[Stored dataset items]

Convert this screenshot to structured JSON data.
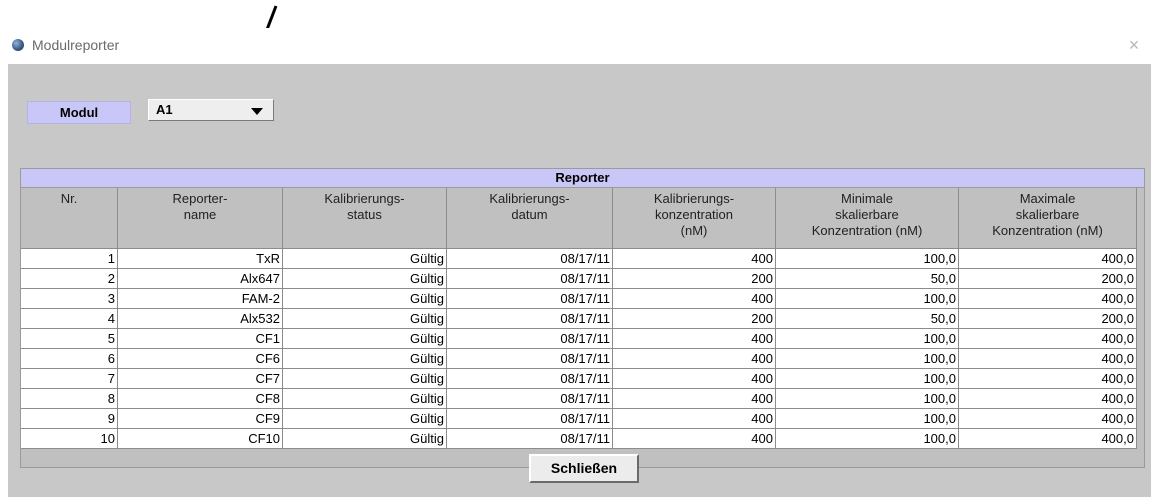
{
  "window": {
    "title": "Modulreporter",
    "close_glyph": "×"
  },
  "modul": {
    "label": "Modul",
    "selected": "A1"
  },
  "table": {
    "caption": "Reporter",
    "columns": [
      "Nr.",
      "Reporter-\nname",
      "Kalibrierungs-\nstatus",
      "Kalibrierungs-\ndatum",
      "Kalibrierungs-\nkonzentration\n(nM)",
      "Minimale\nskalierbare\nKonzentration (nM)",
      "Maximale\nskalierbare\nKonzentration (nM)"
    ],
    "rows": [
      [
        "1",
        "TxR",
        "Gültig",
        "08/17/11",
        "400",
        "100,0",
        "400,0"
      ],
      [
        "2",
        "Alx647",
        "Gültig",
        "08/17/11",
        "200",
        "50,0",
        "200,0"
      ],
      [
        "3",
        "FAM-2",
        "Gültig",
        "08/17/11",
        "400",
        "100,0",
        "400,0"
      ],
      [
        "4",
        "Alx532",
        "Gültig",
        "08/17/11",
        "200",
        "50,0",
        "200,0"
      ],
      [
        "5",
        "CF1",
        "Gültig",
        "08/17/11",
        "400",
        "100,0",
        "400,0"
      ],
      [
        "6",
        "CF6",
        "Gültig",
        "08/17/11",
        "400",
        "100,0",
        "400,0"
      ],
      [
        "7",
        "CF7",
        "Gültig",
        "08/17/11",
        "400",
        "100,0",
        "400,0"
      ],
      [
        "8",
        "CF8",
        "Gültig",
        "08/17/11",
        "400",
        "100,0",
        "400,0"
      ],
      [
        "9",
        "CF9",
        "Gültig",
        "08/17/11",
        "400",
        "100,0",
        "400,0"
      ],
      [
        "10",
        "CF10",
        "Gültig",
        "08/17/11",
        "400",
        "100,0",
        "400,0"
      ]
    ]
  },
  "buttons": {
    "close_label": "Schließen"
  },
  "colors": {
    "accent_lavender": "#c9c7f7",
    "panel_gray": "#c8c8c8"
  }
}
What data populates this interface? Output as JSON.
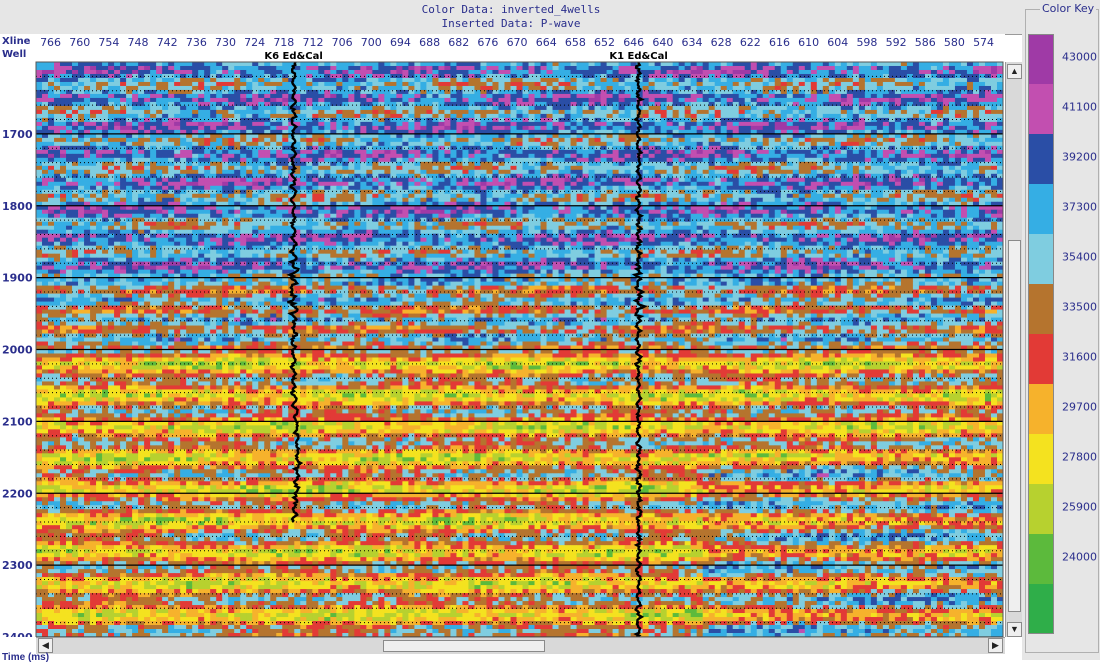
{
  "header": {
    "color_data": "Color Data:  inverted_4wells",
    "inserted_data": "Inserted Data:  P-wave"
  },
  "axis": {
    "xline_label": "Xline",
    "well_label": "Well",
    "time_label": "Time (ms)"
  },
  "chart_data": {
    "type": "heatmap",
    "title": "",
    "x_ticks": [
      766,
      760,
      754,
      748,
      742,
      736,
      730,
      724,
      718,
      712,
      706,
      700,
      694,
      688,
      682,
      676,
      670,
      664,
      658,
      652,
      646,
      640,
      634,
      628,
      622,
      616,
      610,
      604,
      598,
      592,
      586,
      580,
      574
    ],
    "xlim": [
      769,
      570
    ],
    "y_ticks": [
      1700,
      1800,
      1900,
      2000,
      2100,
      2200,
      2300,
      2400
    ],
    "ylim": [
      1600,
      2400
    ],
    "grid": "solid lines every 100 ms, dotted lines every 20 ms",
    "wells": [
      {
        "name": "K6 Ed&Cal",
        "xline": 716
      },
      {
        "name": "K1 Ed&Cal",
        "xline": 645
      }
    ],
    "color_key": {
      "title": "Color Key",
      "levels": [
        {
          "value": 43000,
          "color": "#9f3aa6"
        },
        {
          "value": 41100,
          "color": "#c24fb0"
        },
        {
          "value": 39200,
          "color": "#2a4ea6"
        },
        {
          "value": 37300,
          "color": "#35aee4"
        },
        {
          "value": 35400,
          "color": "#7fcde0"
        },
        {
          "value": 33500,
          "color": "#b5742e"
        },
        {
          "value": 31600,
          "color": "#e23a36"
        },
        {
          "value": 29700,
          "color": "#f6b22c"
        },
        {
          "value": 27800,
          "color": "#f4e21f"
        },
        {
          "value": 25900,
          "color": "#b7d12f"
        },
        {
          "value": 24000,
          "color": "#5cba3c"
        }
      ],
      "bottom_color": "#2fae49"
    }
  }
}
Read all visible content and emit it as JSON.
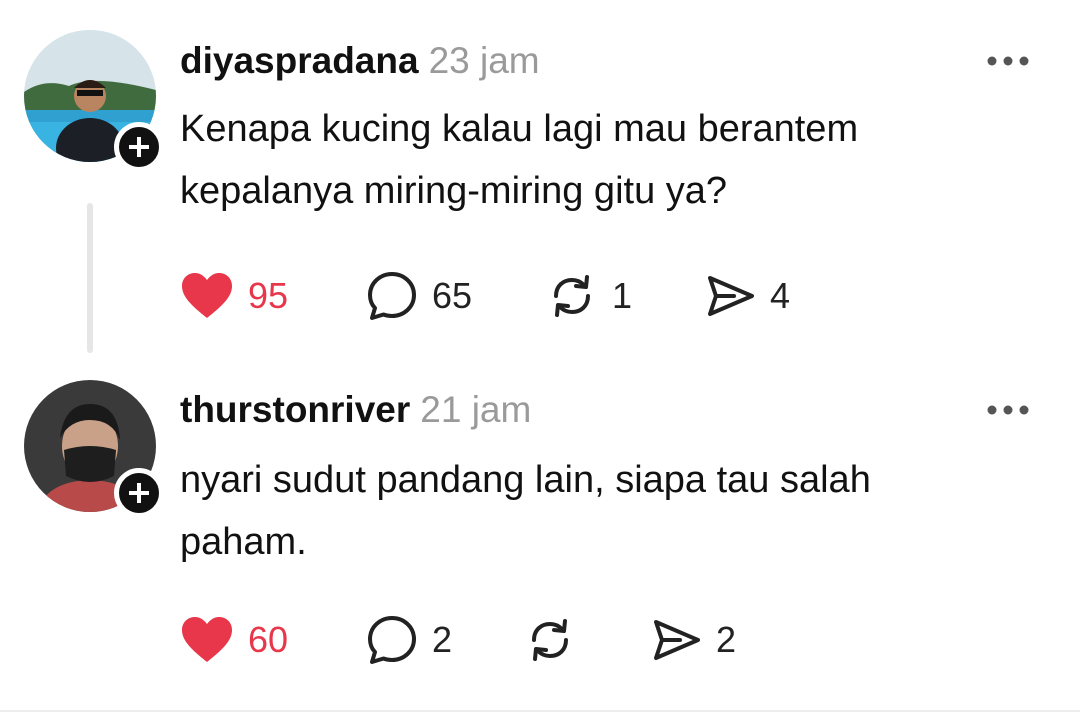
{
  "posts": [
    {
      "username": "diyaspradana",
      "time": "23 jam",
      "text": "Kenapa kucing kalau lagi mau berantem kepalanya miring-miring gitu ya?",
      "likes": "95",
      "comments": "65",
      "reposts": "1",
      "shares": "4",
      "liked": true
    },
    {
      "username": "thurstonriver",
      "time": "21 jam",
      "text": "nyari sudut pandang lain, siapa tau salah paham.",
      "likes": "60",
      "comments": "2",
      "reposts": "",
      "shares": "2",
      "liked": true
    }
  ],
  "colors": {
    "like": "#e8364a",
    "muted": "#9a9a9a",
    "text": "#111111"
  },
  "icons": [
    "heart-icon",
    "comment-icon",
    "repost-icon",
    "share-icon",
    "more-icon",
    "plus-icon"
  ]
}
--
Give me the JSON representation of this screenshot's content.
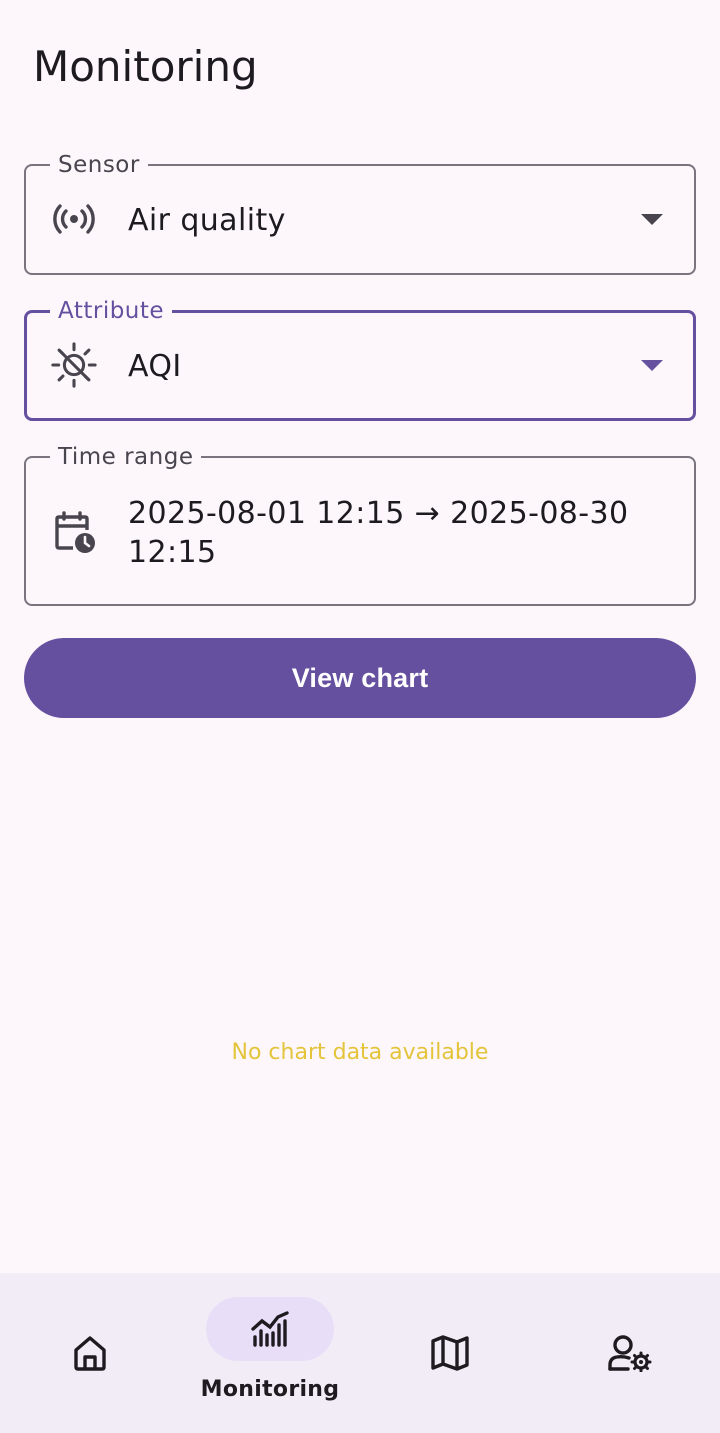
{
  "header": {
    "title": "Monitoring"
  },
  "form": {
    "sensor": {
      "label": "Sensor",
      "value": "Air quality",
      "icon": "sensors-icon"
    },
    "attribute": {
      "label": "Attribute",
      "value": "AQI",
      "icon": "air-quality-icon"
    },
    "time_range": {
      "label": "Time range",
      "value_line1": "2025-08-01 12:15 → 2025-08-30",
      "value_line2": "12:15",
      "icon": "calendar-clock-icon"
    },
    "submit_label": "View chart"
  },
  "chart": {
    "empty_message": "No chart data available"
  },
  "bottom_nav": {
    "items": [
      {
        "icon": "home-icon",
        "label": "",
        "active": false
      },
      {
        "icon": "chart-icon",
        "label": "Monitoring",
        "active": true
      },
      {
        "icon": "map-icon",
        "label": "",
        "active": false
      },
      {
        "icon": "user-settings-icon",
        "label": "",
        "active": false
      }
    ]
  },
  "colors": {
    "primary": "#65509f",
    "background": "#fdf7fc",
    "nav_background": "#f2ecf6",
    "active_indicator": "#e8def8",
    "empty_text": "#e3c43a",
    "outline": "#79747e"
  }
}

Stated exercise: Check each line above for the word "screenshot", and copy the lines where it appears.

The reply:
Convert this screenshot to structured JSON data.
Give me the JSON representation of this screenshot's content.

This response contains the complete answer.